[start Records provided]

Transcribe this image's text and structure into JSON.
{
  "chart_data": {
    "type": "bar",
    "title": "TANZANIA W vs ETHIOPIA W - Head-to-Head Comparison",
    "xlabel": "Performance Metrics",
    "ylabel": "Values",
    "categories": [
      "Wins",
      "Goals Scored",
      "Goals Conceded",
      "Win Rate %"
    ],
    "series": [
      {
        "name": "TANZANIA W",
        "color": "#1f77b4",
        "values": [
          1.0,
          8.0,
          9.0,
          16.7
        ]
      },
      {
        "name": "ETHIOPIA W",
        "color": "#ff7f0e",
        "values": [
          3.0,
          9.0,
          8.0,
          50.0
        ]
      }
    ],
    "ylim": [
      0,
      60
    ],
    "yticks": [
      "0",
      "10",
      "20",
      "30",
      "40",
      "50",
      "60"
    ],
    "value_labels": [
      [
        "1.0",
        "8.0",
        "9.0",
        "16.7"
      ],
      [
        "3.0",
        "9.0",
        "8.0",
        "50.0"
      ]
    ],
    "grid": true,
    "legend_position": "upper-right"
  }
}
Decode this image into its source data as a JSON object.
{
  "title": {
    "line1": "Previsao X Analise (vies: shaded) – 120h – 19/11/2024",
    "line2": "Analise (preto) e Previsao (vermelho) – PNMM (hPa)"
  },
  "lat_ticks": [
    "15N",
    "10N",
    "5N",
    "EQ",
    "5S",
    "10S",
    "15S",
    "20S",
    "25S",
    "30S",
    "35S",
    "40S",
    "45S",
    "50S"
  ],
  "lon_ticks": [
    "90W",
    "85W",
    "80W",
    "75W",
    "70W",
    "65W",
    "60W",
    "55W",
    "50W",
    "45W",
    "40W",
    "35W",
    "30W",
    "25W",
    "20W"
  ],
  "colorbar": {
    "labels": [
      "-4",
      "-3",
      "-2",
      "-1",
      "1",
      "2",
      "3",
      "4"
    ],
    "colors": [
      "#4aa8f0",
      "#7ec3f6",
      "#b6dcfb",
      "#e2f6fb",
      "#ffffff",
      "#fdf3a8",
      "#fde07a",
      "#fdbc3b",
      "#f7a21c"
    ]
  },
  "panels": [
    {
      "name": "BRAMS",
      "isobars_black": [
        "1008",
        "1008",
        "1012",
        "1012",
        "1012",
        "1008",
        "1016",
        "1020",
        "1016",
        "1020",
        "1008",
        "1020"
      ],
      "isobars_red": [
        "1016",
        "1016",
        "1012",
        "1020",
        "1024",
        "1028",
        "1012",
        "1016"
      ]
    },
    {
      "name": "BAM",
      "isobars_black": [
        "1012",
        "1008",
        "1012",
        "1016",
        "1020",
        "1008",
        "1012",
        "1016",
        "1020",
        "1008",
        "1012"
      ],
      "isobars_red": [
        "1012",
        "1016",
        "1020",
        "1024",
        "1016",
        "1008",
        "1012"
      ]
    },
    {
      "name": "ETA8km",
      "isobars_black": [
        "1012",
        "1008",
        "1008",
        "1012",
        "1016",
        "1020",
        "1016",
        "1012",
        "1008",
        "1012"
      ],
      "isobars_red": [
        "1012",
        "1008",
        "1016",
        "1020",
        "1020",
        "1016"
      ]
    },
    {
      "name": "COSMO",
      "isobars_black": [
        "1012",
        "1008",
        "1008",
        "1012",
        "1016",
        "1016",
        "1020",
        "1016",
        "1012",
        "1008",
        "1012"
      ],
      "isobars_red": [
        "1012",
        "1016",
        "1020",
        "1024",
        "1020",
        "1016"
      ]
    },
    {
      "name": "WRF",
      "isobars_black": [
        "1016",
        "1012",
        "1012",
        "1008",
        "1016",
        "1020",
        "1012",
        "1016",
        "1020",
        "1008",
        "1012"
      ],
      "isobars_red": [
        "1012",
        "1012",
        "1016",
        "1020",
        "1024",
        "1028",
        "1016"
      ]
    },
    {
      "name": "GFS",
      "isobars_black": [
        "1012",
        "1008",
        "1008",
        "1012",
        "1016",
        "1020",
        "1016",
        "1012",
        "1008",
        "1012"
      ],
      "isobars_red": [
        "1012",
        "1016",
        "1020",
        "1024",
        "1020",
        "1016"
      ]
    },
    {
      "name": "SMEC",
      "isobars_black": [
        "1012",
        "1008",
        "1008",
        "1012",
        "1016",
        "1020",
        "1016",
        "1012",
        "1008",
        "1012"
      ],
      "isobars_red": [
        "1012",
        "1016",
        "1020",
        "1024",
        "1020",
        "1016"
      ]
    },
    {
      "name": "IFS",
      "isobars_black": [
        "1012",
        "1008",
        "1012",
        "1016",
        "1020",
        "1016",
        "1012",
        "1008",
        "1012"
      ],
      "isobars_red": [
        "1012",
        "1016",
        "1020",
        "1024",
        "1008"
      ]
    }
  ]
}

[end Records provided]

#### Work required
Filter the records above and return every line that holds the word "title".

#### Solution below
    "title": "TANZANIA W vs ETHIOPIA W - Head-to-Head Comparison",
  "title": {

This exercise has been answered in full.